* _DATA ROWS_:
┌────────
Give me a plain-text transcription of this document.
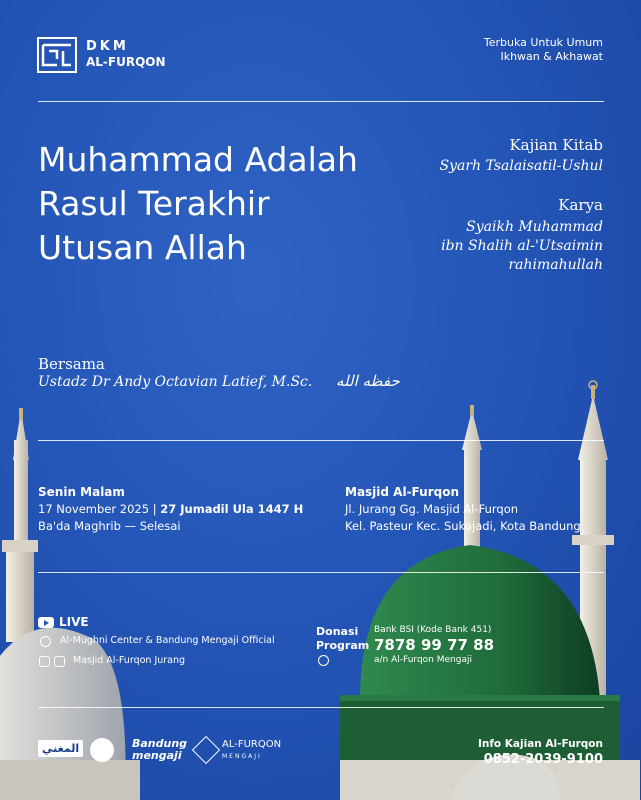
DKM
AL-FURQON
Terbuka Untuk Umum
Ikhwan & Akhawat
Muhammad Adalah
Rasul Terakhir
Utusan Allah
Kajian Kitab
Syarh Tsalaisatil-Ushul
Karya
Syaikh Muhammad
ibn Shalih al-'Utsaimin
rahimahullah
Bersama
Ustadz Dr Andy Octavian Latief, M.Sc. حفظه الله
Senin Malam
17 November 2025 | 27 Jumadil Ula 1447 H
Ba'da Maghrib — Selesai
Masjid Al-Furqon
Jl. Jurang Gg. Masjid Al-Furqon
Kel. Pasteur Kec. Sukajadi, Kota Bandung
LIVE
Al-Mughni Center & Bandung Mengaji Official
Masjid Al-Furqon Jurang
Donasi
Program
Bank BSI (Kode Bank 451)
7878 99 77 88
a/n Al-Furqon Mengaji
المغني	Bandung
mengaji
AL-FURQON
MENGAJI
Info Kajian Al-Furqon
0852-2039-9100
└────────
* _WHAT THE TASK ASKS_: Point out every line holding the string "Jurang" and copy it.

* _SOLVED EXERCISE_:
Jl. Jurang Gg. Masjid Al-Furqon
Masjid Al-Furqon Jurang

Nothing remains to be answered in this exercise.